▸ Exercise directions
Of the lines in these entries, how many contain the string "جبريل"? Give the number and nothing else.

[Items from a data source]

※

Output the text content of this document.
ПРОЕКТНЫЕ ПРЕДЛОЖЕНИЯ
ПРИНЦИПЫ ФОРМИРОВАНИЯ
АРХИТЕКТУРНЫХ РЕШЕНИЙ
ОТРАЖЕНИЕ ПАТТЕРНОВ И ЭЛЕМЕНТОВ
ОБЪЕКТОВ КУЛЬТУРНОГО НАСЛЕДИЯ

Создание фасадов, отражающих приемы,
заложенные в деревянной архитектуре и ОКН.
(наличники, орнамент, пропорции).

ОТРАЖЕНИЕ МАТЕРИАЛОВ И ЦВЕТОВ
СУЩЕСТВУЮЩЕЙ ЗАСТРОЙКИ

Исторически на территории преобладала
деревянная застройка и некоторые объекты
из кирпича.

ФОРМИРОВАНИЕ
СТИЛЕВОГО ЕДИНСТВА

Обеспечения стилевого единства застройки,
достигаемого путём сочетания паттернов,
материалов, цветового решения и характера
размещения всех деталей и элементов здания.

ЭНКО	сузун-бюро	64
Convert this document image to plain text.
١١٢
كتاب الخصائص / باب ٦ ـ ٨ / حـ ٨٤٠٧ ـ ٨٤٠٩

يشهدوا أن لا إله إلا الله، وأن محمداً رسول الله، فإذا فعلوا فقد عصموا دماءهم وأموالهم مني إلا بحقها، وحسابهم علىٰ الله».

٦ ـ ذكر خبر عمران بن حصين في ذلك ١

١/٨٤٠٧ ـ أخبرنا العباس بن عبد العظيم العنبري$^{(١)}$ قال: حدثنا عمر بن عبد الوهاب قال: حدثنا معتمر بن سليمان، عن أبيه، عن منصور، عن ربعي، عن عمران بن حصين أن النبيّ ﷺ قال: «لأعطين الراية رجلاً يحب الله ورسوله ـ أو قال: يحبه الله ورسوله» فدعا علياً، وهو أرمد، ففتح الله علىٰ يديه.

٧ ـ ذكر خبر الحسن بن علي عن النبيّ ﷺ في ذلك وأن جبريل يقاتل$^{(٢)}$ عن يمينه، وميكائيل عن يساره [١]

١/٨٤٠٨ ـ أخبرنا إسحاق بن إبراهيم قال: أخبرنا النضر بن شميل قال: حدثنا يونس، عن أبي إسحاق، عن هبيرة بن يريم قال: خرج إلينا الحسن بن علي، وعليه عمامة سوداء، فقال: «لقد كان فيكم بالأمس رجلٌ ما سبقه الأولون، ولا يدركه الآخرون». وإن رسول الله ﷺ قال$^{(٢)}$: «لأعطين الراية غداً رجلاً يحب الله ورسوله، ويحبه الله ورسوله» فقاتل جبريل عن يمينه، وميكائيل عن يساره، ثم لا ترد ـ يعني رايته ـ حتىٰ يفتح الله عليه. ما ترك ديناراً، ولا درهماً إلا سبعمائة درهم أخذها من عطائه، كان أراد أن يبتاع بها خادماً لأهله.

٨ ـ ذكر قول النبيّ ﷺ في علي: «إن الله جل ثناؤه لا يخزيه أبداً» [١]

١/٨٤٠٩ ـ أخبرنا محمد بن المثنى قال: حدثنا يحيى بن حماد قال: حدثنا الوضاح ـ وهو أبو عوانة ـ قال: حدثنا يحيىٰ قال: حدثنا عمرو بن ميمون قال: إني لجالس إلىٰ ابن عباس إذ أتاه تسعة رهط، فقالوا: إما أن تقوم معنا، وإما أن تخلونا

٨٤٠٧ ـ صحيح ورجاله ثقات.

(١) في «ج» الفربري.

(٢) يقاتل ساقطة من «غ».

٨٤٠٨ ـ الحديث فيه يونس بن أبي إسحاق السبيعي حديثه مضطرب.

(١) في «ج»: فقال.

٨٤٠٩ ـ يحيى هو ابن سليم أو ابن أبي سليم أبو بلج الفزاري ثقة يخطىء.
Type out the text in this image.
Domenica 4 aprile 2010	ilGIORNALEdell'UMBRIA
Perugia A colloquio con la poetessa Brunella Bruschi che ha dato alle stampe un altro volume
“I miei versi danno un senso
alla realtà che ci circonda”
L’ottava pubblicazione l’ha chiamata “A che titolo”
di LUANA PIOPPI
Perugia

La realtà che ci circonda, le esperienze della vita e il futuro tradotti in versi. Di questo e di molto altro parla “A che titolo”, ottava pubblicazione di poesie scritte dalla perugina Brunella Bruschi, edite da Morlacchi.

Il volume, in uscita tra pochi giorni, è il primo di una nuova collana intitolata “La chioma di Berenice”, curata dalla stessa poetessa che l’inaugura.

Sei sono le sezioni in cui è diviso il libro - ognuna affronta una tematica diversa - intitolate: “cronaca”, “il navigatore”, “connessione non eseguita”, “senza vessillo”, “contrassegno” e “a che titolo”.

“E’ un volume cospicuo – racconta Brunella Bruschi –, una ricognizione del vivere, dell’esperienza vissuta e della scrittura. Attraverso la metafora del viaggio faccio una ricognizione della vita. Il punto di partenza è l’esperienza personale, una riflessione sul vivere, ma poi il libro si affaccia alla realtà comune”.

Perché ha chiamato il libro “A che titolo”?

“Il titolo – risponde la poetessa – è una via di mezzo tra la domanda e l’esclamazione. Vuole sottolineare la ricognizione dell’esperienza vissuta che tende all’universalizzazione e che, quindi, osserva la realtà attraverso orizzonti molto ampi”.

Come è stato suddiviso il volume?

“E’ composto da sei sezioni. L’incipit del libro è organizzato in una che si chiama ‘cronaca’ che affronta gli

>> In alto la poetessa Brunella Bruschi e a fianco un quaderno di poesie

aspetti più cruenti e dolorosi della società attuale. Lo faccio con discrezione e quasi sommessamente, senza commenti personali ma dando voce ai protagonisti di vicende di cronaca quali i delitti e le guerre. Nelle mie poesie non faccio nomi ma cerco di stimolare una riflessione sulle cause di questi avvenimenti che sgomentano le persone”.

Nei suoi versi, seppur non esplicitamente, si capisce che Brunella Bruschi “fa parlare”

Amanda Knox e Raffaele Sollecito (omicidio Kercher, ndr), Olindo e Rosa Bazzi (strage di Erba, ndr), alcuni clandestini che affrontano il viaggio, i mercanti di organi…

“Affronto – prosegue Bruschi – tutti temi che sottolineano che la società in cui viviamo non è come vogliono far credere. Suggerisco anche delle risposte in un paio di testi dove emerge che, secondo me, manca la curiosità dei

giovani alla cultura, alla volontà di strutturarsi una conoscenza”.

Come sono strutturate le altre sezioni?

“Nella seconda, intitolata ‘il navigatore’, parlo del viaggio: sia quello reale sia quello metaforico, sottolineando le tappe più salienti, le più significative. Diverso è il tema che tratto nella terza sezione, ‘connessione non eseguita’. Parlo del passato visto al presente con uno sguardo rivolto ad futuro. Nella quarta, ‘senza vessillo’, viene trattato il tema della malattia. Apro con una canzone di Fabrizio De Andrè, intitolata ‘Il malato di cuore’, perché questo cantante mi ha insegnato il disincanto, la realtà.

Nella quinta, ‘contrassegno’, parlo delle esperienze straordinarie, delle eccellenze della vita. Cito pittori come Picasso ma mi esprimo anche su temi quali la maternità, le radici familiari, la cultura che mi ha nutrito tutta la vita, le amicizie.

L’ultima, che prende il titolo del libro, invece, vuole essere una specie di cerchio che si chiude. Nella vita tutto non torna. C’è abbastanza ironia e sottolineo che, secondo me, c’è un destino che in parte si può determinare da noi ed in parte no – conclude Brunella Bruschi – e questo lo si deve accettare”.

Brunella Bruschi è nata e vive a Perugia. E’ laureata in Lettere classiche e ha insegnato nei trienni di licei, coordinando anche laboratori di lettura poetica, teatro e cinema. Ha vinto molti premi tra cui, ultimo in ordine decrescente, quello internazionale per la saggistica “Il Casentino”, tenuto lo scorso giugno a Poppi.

※

▸ Answer below
2